■ **Job**
Transcribe the entries below exactly.

■ **Dataset excerpts**
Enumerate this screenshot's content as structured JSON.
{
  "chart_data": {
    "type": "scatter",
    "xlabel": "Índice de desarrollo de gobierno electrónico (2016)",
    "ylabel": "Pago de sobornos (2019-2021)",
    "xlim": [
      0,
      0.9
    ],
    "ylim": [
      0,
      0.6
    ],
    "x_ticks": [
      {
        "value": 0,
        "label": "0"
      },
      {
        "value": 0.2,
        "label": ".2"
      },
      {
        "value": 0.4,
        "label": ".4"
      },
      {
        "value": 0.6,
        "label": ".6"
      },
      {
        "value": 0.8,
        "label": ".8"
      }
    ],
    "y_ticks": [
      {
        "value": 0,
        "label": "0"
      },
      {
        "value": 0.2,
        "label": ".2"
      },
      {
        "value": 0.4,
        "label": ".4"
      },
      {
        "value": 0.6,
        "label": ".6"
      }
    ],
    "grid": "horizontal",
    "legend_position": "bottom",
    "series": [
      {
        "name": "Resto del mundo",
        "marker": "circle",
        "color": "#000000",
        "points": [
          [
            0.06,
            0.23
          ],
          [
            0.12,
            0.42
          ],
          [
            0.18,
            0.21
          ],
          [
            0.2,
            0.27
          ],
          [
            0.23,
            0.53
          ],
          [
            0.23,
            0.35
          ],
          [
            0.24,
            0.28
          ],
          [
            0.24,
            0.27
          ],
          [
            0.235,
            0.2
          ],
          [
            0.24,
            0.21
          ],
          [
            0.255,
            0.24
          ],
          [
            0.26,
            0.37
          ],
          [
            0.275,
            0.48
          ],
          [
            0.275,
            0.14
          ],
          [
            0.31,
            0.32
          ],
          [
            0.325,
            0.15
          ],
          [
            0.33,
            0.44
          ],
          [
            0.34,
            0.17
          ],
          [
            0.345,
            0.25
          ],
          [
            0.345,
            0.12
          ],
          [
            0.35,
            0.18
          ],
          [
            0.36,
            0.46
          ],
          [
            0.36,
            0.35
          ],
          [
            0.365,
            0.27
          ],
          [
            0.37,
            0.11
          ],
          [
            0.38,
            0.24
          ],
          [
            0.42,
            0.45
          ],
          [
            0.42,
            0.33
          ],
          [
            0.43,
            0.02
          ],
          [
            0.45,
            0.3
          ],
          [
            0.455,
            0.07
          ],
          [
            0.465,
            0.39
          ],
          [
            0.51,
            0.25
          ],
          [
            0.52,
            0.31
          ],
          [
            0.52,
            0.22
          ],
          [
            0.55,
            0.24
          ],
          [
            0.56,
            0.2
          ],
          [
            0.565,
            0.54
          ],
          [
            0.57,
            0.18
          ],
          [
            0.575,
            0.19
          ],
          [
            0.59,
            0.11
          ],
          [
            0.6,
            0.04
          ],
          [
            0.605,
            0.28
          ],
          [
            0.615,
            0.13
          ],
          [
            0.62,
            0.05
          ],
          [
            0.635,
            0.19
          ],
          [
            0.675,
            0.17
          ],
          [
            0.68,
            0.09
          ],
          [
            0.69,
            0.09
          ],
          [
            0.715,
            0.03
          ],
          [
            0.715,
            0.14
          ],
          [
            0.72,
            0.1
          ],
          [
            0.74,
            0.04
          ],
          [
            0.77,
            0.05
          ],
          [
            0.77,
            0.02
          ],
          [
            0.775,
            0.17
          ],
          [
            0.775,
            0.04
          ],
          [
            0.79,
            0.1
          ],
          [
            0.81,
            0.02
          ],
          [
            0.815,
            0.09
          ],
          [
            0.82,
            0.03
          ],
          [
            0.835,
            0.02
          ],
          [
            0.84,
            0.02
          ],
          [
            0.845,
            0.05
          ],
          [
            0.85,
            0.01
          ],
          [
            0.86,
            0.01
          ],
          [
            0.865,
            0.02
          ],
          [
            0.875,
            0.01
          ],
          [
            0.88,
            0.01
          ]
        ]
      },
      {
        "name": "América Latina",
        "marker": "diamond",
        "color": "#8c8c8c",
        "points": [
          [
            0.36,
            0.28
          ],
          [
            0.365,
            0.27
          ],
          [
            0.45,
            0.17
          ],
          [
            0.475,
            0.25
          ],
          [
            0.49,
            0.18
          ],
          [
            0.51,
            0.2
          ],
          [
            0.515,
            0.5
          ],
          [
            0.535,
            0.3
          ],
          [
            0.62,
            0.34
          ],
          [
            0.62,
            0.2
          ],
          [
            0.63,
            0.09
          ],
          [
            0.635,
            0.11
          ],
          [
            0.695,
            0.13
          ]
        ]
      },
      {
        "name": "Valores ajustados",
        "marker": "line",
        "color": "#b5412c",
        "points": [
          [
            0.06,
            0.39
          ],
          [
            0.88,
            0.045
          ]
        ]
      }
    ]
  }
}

■ **Final result**
Enumerate this screenshot's content as structured JSON.
{
  "chart_data": {
    "type": "scatter",
    "xlabel": "Índice de desarrollo de gobierno electrónico (2016)",
    "ylabel": "Pago de sobornos (2019-2021)",
    "xlim": [
      0,
      0.9
    ],
    "ylim": [
      0,
      0.6
    ],
    "x_ticks": [
      {
        "value": 0,
        "label": "0"
      },
      {
        "value": 0.2,
        "label": ".2"
      },
      {
        "value": 0.4,
        "label": ".4"
      },
      {
        "value": 0.6,
        "label": ".6"
      },
      {
        "value": 0.8,
        "label": ".8"
      }
    ],
    "y_ticks": [
      {
        "value": 0,
        "label": "0"
      },
      {
        "value": 0.2,
        "label": ".2"
      },
      {
        "value": 0.4,
        "label": ".4"
      },
      {
        "value": 0.6,
        "label": ".6"
      }
    ],
    "grid": "horizontal",
    "legend_position": "bottom",
    "series": [
      {
        "name": "Resto del mundo",
        "marker": "circle",
        "color": "#000000",
        "points": [
          [
            0.06,
            0.23
          ],
          [
            0.12,
            0.42
          ],
          [
            0.18,
            0.21
          ],
          [
            0.2,
            0.27
          ],
          [
            0.23,
            0.53
          ],
          [
            0.23,
            0.35
          ],
          [
            0.24,
            0.28
          ],
          [
            0.24,
            0.27
          ],
          [
            0.235,
            0.2
          ],
          [
            0.24,
            0.21
          ],
          [
            0.255,
            0.24
          ],
          [
            0.26,
            0.37
          ],
          [
            0.275,
            0.48
          ],
          [
            0.275,
            0.14
          ],
          [
            0.31,
            0.32
          ],
          [
            0.325,
            0.15
          ],
          [
            0.33,
            0.44
          ],
          [
            0.34,
            0.17
          ],
          [
            0.345,
            0.25
          ],
          [
            0.345,
            0.12
          ],
          [
            0.35,
            0.18
          ],
          [
            0.36,
            0.46
          ],
          [
            0.36,
            0.35
          ],
          [
            0.365,
            0.27
          ],
          [
            0.37,
            0.11
          ],
          [
            0.38,
            0.24
          ],
          [
            0.42,
            0.45
          ],
          [
            0.42,
            0.33
          ],
          [
            0.43,
            0.02
          ],
          [
            0.45,
            0.3
          ],
          [
            0.455,
            0.07
          ],
          [
            0.465,
            0.39
          ],
          [
            0.51,
            0.25
          ],
          [
            0.52,
            0.31
          ],
          [
            0.52,
            0.22
          ],
          [
            0.55,
            0.24
          ],
          [
            0.56,
            0.2
          ],
          [
            0.565,
            0.54
          ],
          [
            0.57,
            0.18
          ],
          [
            0.575,
            0.19
          ],
          [
            0.59,
            0.11
          ],
          [
            0.6,
            0.04
          ],
          [
            0.605,
            0.28
          ],
          [
            0.615,
            0.13
          ],
          [
            0.62,
            0.05
          ],
          [
            0.635,
            0.19
          ],
          [
            0.675,
            0.17
          ],
          [
            0.68,
            0.09
          ],
          [
            0.69,
            0.09
          ],
          [
            0.715,
            0.03
          ],
          [
            0.715,
            0.14
          ],
          [
            0.72,
            0.1
          ],
          [
            0.74,
            0.04
          ],
          [
            0.77,
            0.05
          ],
          [
            0.77,
            0.02
          ],
          [
            0.775,
            0.17
          ],
          [
            0.775,
            0.04
          ],
          [
            0.79,
            0.1
          ],
          [
            0.81,
            0.02
          ],
          [
            0.815,
            0.09
          ],
          [
            0.82,
            0.03
          ],
          [
            0.835,
            0.02
          ],
          [
            0.84,
            0.02
          ],
          [
            0.845,
            0.05
          ],
          [
            0.85,
            0.01
          ],
          [
            0.86,
            0.01
          ],
          [
            0.865,
            0.02
          ],
          [
            0.875,
            0.01
          ],
          [
            0.88,
            0.01
          ]
        ]
      },
      {
        "name": "América Latina",
        "marker": "diamond",
        "color": "#8c8c8c",
        "points": [
          [
            0.36,
            0.28
          ],
          [
            0.365,
            0.27
          ],
          [
            0.45,
            0.17
          ],
          [
            0.475,
            0.25
          ],
          [
            0.49,
            0.18
          ],
          [
            0.51,
            0.2
          ],
          [
            0.515,
            0.5
          ],
          [
            0.535,
            0.3
          ],
          [
            0.62,
            0.34
          ],
          [
            0.62,
            0.2
          ],
          [
            0.63,
            0.09
          ],
          [
            0.635,
            0.11
          ],
          [
            0.695,
            0.13
          ]
        ]
      },
      {
        "name": "Valores ajustados",
        "marker": "line",
        "color": "#b5412c",
        "points": [
          [
            0.06,
            0.39
          ],
          [
            0.88,
            0.045
          ]
        ]
      }
    ]
  }
}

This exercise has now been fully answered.